:: YOUR OBJECTIVE ::
Reproduce each line that includes the word "JSON".
-- Start RECORDS --
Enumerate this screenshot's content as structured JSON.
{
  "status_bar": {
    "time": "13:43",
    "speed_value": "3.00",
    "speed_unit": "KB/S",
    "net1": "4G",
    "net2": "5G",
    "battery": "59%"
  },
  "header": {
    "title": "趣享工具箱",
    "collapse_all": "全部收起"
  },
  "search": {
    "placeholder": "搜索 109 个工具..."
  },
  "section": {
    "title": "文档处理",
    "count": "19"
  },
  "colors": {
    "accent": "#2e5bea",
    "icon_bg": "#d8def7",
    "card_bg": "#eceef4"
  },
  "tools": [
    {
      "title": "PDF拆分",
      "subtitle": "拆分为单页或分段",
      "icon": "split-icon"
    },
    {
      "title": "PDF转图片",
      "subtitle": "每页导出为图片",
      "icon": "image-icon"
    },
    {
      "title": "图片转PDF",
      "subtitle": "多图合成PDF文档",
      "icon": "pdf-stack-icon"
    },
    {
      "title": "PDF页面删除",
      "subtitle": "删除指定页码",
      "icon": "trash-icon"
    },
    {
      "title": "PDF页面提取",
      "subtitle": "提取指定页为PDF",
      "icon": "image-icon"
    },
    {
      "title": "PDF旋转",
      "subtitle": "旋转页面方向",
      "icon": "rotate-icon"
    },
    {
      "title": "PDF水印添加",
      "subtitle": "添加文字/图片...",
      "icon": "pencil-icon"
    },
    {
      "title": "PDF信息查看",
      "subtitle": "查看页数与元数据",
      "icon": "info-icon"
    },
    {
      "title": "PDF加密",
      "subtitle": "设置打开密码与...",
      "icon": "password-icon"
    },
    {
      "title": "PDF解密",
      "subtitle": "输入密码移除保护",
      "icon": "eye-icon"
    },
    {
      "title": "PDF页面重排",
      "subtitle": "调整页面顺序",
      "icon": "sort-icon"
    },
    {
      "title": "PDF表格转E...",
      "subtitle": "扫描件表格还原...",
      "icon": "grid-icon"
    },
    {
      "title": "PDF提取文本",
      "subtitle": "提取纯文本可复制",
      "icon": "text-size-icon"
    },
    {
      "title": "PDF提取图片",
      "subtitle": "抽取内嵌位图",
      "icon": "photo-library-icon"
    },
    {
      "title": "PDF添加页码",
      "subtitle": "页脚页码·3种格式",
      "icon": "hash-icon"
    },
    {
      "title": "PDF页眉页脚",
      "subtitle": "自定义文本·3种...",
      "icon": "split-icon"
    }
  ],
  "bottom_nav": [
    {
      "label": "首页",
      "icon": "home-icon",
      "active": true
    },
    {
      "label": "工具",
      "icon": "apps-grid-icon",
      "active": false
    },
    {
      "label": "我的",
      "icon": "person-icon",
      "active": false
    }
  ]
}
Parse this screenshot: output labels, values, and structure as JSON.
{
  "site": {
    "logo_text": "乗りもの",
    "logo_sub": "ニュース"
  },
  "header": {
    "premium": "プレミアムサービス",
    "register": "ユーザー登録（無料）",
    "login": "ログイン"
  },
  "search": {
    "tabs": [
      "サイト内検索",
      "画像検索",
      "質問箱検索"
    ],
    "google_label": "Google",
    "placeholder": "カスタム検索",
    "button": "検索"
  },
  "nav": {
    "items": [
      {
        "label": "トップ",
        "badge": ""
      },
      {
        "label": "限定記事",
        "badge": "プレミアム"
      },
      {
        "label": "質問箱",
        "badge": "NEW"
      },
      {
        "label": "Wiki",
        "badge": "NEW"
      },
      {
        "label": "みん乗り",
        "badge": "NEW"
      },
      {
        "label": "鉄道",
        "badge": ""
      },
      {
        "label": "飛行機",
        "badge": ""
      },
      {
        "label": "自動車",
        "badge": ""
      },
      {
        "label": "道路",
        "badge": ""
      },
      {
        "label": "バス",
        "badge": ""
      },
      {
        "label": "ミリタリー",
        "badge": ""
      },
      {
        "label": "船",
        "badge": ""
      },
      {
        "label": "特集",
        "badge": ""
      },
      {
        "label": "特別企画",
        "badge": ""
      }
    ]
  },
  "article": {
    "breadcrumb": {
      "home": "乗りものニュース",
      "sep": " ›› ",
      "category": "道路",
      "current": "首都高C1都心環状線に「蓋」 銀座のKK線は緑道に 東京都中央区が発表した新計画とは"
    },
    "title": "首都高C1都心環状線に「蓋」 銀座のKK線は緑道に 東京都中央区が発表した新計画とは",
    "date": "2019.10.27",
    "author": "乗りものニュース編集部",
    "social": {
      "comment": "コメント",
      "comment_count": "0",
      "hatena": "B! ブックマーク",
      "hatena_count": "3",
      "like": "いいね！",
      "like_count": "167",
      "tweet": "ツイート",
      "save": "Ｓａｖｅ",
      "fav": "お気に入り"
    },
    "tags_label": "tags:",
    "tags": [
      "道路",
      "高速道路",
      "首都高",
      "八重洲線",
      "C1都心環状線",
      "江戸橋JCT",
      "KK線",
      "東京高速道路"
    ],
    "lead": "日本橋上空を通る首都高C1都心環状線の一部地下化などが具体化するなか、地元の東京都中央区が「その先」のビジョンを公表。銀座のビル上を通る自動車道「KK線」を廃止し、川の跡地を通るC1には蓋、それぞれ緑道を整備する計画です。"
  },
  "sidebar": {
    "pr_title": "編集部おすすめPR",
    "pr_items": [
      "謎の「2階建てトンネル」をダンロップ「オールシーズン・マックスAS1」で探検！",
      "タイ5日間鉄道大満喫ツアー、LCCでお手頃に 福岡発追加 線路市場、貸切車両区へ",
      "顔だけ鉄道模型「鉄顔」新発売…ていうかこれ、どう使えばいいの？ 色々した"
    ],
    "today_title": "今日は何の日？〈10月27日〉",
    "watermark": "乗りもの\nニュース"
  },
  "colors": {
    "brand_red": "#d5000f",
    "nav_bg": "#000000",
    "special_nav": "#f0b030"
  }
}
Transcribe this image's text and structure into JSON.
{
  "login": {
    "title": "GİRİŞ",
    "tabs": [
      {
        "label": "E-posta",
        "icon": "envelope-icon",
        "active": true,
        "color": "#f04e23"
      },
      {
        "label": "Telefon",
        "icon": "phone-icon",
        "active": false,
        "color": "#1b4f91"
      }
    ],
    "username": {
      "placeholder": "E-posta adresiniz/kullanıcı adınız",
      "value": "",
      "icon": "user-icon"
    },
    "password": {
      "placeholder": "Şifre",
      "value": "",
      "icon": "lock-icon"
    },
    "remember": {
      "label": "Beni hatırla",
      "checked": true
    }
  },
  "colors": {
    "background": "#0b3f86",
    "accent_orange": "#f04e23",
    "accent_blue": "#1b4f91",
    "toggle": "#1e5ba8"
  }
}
-- End RECORDS --
:: SOLVED EXERCISE ::
Enumerate this screenshot's content as structured JSON.
Parse this screenshot: output labels, values, and structure as JSON.
Transcribe this image's text and structure into JSON.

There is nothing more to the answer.